DIRECTIONS FOR THIS TASK: In this exercise, reproduce all the entries that follow exactly.

DATA ENTRIES:
------------------------------------

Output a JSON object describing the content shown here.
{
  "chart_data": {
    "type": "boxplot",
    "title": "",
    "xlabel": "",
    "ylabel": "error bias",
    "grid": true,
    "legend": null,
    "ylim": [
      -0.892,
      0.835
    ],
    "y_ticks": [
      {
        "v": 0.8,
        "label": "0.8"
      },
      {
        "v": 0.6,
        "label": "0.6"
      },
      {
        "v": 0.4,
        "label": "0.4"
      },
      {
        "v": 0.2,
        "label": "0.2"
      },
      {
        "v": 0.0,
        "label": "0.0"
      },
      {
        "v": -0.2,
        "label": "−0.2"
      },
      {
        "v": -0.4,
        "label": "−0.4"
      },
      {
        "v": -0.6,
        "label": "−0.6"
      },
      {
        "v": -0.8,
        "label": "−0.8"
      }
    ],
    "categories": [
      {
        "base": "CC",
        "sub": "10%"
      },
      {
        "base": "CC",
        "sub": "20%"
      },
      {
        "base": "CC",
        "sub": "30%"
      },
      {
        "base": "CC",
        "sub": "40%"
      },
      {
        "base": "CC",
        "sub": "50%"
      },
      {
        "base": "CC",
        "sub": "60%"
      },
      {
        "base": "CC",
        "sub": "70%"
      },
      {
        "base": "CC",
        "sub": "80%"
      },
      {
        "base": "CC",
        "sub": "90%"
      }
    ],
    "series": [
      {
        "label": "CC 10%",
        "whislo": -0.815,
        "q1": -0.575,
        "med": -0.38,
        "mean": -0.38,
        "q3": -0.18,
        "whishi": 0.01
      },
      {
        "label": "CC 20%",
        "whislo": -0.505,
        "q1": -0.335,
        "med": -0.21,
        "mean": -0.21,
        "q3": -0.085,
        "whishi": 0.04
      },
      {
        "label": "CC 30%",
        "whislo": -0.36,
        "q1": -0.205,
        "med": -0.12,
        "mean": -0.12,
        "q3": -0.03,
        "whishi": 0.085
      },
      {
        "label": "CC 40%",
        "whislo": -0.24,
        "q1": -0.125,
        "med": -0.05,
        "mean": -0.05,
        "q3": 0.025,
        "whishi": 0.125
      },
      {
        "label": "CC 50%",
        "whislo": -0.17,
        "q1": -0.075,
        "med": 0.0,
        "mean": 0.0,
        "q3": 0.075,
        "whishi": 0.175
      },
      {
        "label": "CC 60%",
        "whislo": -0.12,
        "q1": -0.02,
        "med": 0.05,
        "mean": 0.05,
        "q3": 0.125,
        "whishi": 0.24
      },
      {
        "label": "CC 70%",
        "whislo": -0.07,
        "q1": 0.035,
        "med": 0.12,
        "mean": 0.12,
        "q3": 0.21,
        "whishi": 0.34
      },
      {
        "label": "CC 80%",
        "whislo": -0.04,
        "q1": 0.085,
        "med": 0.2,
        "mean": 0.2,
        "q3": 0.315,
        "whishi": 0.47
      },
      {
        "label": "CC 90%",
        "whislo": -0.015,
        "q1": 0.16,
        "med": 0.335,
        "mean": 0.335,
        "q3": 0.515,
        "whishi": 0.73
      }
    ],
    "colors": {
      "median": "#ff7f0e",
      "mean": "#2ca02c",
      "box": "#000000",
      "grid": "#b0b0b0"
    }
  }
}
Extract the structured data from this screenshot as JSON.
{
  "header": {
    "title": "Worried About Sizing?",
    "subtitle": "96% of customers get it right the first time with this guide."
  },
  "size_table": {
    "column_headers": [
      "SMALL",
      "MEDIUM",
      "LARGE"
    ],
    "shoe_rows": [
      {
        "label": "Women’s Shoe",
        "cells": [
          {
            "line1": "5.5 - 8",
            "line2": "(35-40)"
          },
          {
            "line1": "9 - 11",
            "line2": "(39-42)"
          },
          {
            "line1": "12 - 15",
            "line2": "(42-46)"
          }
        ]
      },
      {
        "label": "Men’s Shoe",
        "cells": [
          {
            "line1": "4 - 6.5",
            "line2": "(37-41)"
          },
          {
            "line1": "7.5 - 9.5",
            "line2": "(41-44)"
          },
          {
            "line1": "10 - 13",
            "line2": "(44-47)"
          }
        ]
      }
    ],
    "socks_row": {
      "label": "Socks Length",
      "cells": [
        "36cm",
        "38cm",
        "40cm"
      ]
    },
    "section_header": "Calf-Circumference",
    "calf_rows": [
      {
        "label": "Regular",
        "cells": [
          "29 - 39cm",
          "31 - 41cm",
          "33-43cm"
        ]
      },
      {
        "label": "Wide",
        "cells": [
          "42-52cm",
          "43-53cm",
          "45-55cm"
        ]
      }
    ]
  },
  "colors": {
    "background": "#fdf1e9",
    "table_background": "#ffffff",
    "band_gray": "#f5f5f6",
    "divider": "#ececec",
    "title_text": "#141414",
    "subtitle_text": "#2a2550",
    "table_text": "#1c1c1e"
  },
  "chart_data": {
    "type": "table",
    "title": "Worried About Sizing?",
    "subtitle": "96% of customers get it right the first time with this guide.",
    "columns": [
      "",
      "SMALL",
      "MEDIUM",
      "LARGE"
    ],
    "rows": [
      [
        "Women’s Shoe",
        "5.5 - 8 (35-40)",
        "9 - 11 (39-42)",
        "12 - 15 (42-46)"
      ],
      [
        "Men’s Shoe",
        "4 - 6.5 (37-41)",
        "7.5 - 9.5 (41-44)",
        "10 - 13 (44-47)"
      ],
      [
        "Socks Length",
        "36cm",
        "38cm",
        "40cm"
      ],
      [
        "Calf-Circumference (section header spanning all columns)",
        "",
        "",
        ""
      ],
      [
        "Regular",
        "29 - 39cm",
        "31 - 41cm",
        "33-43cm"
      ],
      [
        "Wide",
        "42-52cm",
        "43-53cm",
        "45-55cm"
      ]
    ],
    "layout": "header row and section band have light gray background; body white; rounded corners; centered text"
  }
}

------------------------------------

OUTPUT:
Output a JSON object describing the content shown here.
{
  "chart_data": {
    "type": "boxplot",
    "title": "",
    "xlabel": "",
    "ylabel": "error bias",
    "grid": true,
    "legend": null,
    "ylim": [
      -0.892,
      0.835
    ],
    "y_ticks": [
      {
        "v": 0.8,
        "label": "0.8"
      },
      {
        "v": 0.6,
        "label": "0.6"
      },
      {
        "v": 0.4,
        "label": "0.4"
      },
      {
        "v": 0.2,
        "label": "0.2"
      },
      {
        "v": 0.0,
        "label": "0.0"
      },
      {
        "v": -0.2,
        "label": "−0.2"
      },
      {
        "v": -0.4,
        "label": "−0.4"
      },
      {
        "v": -0.6,
        "label": "−0.6"
      },
      {
        "v": -0.8,
        "label": "−0.8"
      }
    ],
    "categories": [
      {
        "base": "CC",
        "sub": "10%"
      },
      {
        "base": "CC",
        "sub": "20%"
      },
      {
        "base": "CC",
        "sub": "30%"
      },
      {
        "base": "CC",
        "sub": "40%"
      },
      {
        "base": "CC",
        "sub": "50%"
      },
      {
        "base": "CC",
        "sub": "60%"
      },
      {
        "base": "CC",
        "sub": "70%"
      },
      {
        "base": "CC",
        "sub": "80%"
      },
      {
        "base": "CC",
        "sub": "90%"
      }
    ],
    "series": [
      {
        "label": "CC 10%",
        "whislo": -0.815,
        "q1": -0.575,
        "med": -0.38,
        "mean": -0.38,
        "q3": -0.18,
        "whishi": 0.01
      },
      {
        "label": "CC 20%",
        "whislo": -0.505,
        "q1": -0.335,
        "med": -0.21,
        "mean": -0.21,
        "q3": -0.085,
        "whishi": 0.04
      },
      {
        "label": "CC 30%",
        "whislo": -0.36,
        "q1": -0.205,
        "med": -0.12,
        "mean": -0.12,
        "q3": -0.03,
        "whishi": 0.085
      },
      {
        "label": "CC 40%",
        "whislo": -0.24,
        "q1": -0.125,
        "med": -0.05,
        "mean": -0.05,
        "q3": 0.025,
        "whishi": 0.125
      },
      {
        "label": "CC 50%",
        "whislo": -0.17,
        "q1": -0.075,
        "med": 0.0,
        "mean": 0.0,
        "q3": 0.075,
        "whishi": 0.175
      },
      {
        "label": "CC 60%",
        "whislo": -0.12,
        "q1": -0.02,
        "med": 0.05,
        "mean": 0.05,
        "q3": 0.125,
        "whishi": 0.24
      },
      {
        "label": "CC 70%",
        "whislo": -0.07,
        "q1": 0.035,
        "med": 0.12,
        "mean": 0.12,
        "q3": 0.21,
        "whishi": 0.34
      },
      {
        "label": "CC 80%",
        "whislo": -0.04,
        "q1": 0.085,
        "med": 0.2,
        "mean": 0.2,
        "q3": 0.315,
        "whishi": 0.47
      },
      {
        "label": "CC 90%",
        "whislo": -0.015,
        "q1": 0.16,
        "med": 0.335,
        "mean": 0.335,
        "q3": 0.515,
        "whishi": 0.73
      }
    ],
    "colors": {
      "median": "#ff7f0e",
      "mean": "#2ca02c",
      "box": "#000000",
      "grid": "#b0b0b0"
    }
  }
}
Extract the structured data from this screenshot as JSON.
{
  "header": {
    "title": "Worried About Sizing?",
    "subtitle": "96% of customers get it right the first time with this guide."
  },
  "size_table": {
    "column_headers": [
      "SMALL",
      "MEDIUM",
      "LARGE"
    ],
    "shoe_rows": [
      {
        "label": "Women’s Shoe",
        "cells": [
          {
            "line1": "5.5 - 8",
            "line2": "(35-40)"
          },
          {
            "line1": "9 - 11",
            "line2": "(39-42)"
          },
          {
            "line1": "12 - 15",
            "line2": "(42-46)"
          }
        ]
      },
      {
        "label": "Men’s Shoe",
        "cells": [
          {
            "line1": "4 - 6.5",
            "line2": "(37-41)"
          },
          {
            "line1": "7.5 - 9.5",
            "line2": "(41-44)"
          },
          {
            "line1": "10 - 13",
            "line2": "(44-47)"
          }
        ]
      }
    ],
    "socks_row": {
      "label": "Socks Length",
      "cells": [
        "36cm",
        "38cm",
        "40cm"
      ]
    },
    "section_header": "Calf-Circumference",
    "calf_rows": [
      {
        "label": "Regular",
        "cells": [
          "29 - 39cm",
          "31 - 41cm",
          "33-43cm"
        ]
      },
      {
        "label": "Wide",
        "cells": [
          "42-52cm",
          "43-53cm",
          "45-55cm"
        ]
      }
    ]
  },
  "colors": {
    "background": "#fdf1e9",
    "table_background": "#ffffff",
    "band_gray": "#f5f5f6",
    "divider": "#ececec",
    "title_text": "#141414",
    "subtitle_text": "#2a2550",
    "table_text": "#1c1c1e"
  },
  "chart_data": {
    "type": "table",
    "title": "Worried About Sizing?",
    "subtitle": "96% of customers get it right the first time with this guide.",
    "columns": [
      "",
      "SMALL",
      "MEDIUM",
      "LARGE"
    ],
    "rows": [
      [
        "Women’s Shoe",
        "5.5 - 8 (35-40)",
        "9 - 11 (39-42)",
        "12 - 15 (42-46)"
      ],
      [
        "Men’s Shoe",
        "4 - 6.5 (37-41)",
        "7.5 - 9.5 (41-44)",
        "10 - 13 (44-47)"
      ],
      [
        "Socks Length",
        "36cm",
        "38cm",
        "40cm"
      ],
      [
        "Calf-Circumference (section header spanning all columns)",
        "",
        "",
        ""
      ],
      [
        "Regular",
        "29 - 39cm",
        "31 - 41cm",
        "33-43cm"
      ],
      [
        "Wide",
        "42-52cm",
        "43-53cm",
        "45-55cm"
      ]
    ],
    "layout": "header row and section band have light gray background; body white; rounded corners; centered text"
  }
}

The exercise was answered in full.